| Exercise aim |
Gather the lines that hold the string "Service".

| Records |
Start

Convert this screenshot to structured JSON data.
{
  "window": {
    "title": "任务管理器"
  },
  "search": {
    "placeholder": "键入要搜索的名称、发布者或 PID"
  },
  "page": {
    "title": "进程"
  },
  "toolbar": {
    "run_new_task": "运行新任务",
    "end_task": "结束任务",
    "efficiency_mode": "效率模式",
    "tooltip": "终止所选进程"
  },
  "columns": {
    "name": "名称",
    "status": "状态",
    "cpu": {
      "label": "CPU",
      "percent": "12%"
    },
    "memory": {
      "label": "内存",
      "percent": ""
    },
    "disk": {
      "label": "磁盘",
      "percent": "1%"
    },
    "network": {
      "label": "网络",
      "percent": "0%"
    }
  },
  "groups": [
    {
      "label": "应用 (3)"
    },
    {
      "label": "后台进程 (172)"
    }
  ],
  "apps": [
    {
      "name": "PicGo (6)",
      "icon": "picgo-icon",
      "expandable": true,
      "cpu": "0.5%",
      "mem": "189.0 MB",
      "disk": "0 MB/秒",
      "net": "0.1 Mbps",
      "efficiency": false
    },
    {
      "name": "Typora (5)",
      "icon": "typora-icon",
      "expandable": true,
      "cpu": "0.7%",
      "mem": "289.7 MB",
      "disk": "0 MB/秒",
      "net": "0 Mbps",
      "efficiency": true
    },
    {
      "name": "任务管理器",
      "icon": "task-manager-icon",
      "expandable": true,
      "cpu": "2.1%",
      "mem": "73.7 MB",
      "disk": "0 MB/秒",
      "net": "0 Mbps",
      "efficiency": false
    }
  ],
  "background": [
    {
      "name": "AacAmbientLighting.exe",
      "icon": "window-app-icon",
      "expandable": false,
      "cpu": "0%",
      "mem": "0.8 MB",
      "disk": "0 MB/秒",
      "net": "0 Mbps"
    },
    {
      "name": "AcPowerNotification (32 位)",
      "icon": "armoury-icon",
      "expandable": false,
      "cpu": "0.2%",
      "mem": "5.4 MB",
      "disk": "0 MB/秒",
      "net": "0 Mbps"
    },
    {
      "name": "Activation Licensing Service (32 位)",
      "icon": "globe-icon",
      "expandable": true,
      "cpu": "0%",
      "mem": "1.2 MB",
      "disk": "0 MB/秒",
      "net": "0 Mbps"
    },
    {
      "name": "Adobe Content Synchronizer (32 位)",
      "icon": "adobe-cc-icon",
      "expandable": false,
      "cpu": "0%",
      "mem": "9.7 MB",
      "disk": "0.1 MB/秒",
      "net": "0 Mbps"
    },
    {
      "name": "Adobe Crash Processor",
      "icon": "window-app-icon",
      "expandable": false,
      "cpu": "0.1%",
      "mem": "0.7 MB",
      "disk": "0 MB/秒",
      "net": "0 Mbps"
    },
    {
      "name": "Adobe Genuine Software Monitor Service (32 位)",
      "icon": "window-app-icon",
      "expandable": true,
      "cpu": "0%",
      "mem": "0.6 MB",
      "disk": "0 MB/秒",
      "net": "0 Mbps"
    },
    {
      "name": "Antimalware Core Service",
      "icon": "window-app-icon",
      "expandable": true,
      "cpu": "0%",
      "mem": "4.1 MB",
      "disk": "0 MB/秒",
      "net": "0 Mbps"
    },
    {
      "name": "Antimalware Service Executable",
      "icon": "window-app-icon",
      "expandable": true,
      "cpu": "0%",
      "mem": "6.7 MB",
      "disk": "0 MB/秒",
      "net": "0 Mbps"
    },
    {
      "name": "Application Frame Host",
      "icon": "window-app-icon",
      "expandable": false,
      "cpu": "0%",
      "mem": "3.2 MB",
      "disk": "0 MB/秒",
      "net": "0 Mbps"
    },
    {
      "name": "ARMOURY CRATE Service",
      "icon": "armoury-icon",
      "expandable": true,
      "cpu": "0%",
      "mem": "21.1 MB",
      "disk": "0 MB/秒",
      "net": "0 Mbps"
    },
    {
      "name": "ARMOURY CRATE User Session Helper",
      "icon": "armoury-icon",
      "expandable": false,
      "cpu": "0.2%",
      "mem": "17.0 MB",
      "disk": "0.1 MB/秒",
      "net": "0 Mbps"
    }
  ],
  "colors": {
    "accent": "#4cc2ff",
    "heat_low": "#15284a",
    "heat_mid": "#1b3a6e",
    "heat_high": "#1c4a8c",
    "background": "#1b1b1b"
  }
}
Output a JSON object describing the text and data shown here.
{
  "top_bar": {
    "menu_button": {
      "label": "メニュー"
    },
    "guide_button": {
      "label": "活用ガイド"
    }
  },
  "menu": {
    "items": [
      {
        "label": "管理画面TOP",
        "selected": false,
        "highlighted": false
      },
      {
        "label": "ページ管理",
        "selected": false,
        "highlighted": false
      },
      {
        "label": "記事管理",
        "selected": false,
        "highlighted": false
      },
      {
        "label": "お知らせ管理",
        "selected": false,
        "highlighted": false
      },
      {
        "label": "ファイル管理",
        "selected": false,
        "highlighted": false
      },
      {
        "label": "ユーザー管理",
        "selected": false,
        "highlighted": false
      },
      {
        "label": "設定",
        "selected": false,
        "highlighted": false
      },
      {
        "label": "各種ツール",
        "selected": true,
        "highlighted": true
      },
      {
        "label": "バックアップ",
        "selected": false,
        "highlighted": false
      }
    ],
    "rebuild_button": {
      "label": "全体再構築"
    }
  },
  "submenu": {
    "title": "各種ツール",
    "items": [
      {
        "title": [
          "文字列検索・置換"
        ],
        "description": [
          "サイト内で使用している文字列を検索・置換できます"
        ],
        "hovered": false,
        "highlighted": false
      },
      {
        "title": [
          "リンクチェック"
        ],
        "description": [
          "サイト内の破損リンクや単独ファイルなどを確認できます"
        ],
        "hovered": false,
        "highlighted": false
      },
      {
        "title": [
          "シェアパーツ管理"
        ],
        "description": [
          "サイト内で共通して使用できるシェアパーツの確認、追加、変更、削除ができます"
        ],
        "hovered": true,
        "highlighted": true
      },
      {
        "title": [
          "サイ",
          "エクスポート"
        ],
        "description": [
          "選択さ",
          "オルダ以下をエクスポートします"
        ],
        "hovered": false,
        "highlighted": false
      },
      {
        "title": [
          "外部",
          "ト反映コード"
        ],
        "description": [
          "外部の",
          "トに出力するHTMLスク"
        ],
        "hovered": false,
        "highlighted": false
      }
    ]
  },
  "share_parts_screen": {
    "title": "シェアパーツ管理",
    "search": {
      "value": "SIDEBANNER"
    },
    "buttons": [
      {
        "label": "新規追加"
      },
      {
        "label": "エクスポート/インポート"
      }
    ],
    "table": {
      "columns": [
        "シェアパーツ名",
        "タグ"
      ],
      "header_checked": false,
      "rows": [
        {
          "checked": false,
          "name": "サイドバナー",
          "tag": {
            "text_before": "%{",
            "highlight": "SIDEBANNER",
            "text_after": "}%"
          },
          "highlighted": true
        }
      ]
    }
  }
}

End

| Exercise response |
      "name": "Activation Licensing Service (32 位)",
      "name": "Adobe Genuine Software Monitor Service (32 位)",
      "name": "Antimalware Core Service",
      "name": "Antimalware Service Executable",
      "name": "ARMOURY CRATE Service",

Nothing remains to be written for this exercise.